# GOAL
Using the records below, locate all lines containing "document" and return them.

---- RECORDS PROVIDED

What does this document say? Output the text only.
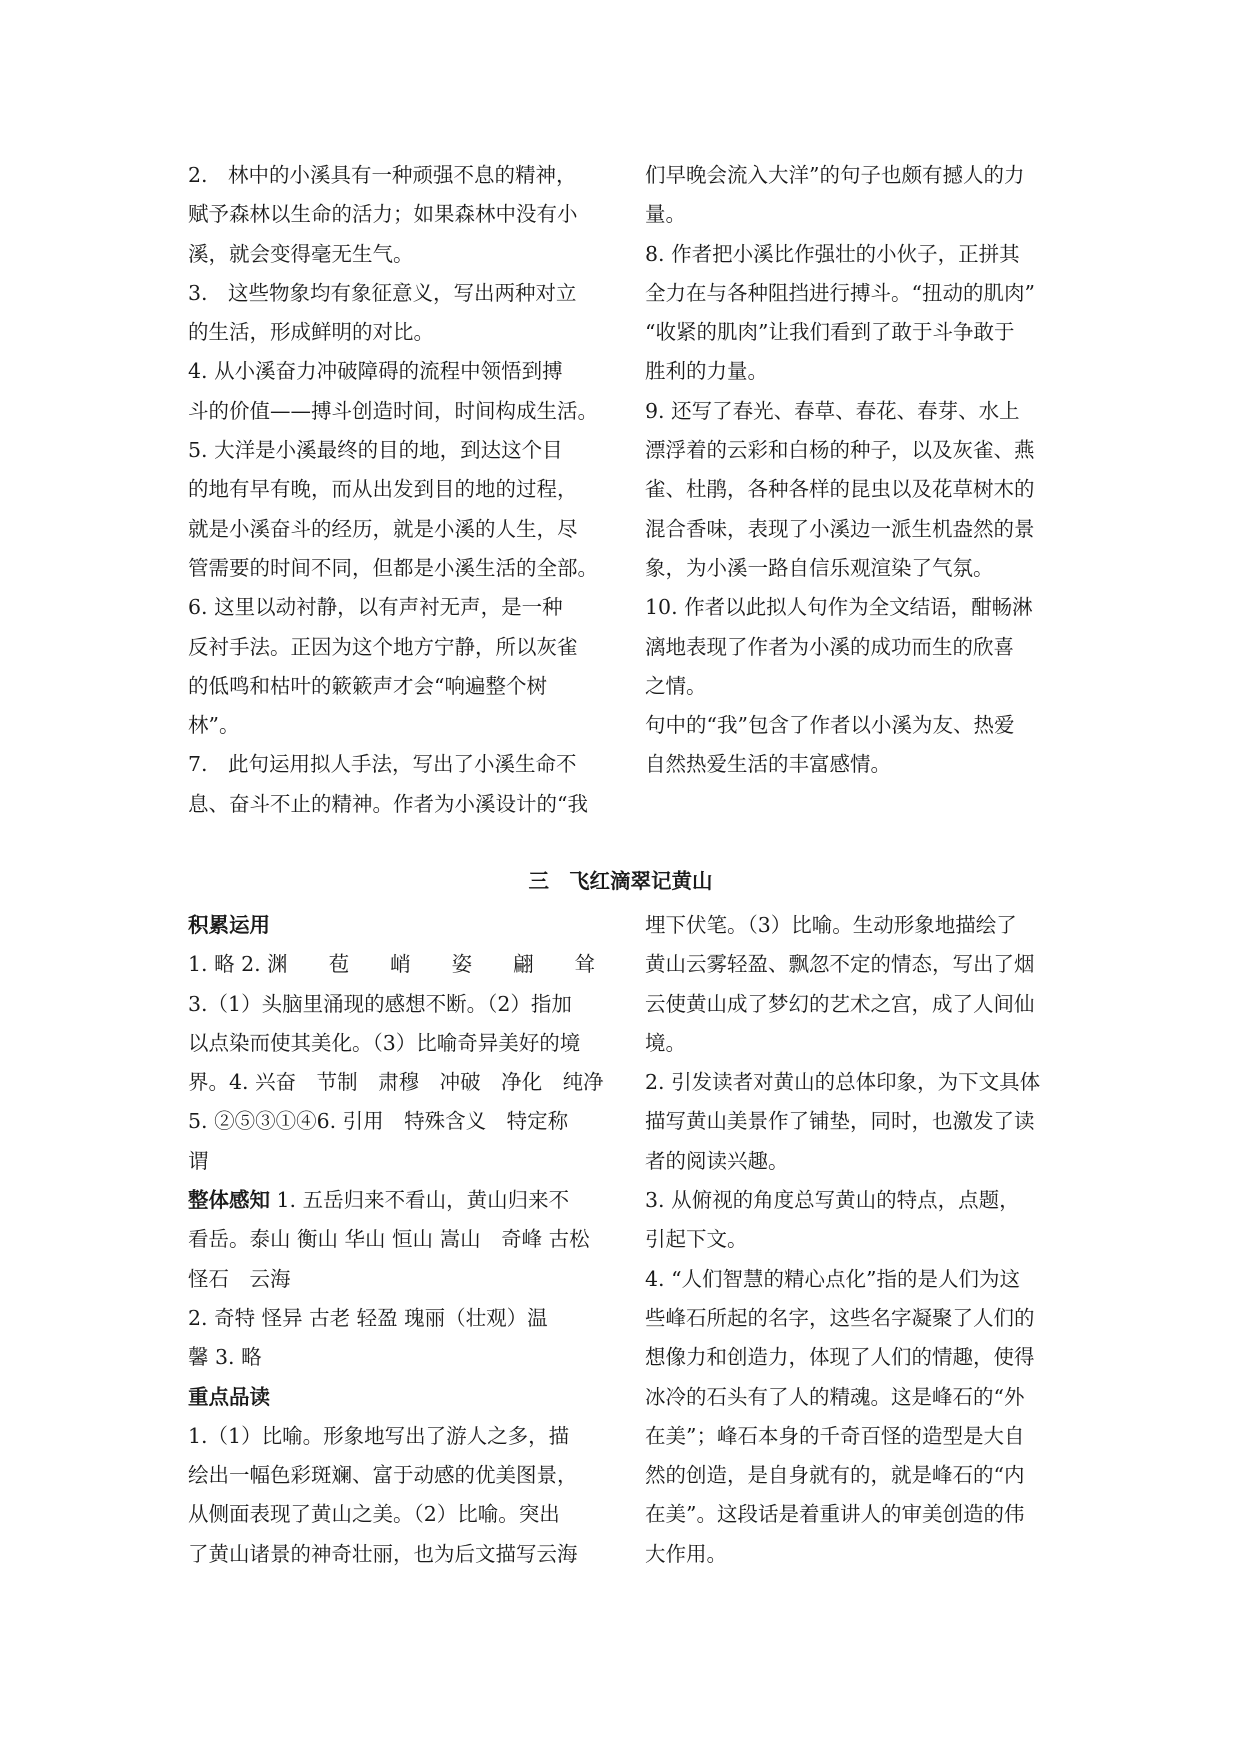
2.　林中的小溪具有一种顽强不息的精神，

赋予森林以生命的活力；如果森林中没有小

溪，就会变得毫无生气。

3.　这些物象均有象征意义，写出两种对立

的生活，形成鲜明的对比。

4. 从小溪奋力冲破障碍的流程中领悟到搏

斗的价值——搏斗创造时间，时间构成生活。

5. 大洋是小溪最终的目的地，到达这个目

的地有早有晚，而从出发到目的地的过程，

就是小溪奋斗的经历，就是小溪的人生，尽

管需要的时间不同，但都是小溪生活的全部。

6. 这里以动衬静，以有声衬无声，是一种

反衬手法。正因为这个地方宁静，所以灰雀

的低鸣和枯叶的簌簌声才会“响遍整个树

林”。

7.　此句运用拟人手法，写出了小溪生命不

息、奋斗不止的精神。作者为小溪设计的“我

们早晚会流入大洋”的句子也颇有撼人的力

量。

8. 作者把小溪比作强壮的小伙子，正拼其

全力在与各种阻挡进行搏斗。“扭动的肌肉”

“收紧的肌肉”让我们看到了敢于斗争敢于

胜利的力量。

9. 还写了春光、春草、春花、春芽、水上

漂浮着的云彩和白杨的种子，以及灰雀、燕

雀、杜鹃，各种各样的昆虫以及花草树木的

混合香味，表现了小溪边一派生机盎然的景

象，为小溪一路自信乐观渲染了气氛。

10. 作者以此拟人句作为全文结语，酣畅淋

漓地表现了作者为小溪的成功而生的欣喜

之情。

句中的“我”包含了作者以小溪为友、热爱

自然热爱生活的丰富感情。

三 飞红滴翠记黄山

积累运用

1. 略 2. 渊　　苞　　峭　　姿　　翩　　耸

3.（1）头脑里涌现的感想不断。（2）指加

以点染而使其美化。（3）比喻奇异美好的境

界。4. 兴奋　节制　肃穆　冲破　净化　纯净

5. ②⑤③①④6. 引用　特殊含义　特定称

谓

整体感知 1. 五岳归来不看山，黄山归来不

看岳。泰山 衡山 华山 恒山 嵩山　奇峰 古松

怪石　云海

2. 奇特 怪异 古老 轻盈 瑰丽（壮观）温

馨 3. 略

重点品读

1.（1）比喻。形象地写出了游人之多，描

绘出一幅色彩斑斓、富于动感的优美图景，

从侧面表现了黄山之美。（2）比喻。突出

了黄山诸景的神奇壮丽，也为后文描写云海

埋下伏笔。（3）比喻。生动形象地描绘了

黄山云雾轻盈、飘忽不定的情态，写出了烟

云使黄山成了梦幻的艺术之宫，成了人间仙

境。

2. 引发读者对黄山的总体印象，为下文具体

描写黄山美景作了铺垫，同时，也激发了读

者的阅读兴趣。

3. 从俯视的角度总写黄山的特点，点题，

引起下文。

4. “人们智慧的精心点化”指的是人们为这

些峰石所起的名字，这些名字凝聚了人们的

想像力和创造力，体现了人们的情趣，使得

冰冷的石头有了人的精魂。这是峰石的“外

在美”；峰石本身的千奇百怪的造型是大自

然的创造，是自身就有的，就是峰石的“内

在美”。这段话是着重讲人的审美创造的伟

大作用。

--------
---- RECORDS PROVIDED

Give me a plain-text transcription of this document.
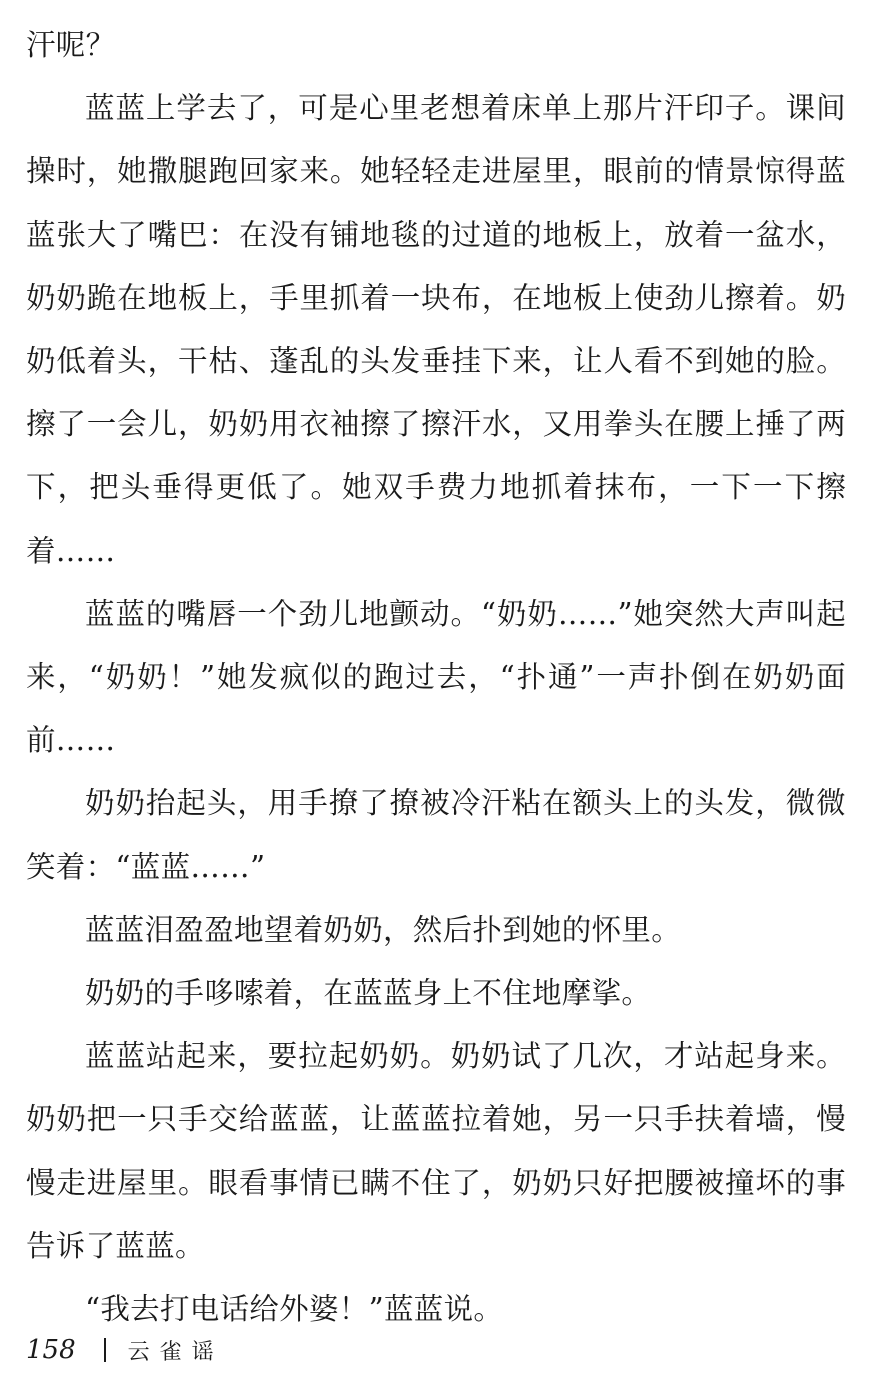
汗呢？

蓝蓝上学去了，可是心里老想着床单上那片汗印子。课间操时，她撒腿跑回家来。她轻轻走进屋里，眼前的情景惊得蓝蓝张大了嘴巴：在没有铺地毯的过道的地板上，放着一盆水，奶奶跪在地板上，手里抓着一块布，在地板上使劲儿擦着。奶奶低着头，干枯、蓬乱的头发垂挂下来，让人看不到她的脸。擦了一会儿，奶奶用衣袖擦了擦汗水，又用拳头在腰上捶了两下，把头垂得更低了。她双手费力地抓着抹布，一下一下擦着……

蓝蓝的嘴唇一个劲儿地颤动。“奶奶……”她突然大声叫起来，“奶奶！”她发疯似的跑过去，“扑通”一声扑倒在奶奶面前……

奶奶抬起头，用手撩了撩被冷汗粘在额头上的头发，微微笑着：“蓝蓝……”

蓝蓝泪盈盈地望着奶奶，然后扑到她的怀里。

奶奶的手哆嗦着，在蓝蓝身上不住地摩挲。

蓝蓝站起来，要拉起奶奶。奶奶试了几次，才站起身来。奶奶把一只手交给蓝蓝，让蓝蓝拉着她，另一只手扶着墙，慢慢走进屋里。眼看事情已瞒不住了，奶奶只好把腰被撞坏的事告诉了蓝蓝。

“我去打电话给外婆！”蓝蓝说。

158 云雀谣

--------

# EXPECTED ANSWER
What does this document say? Output the text only.
Give me a plain-text transcription of this document.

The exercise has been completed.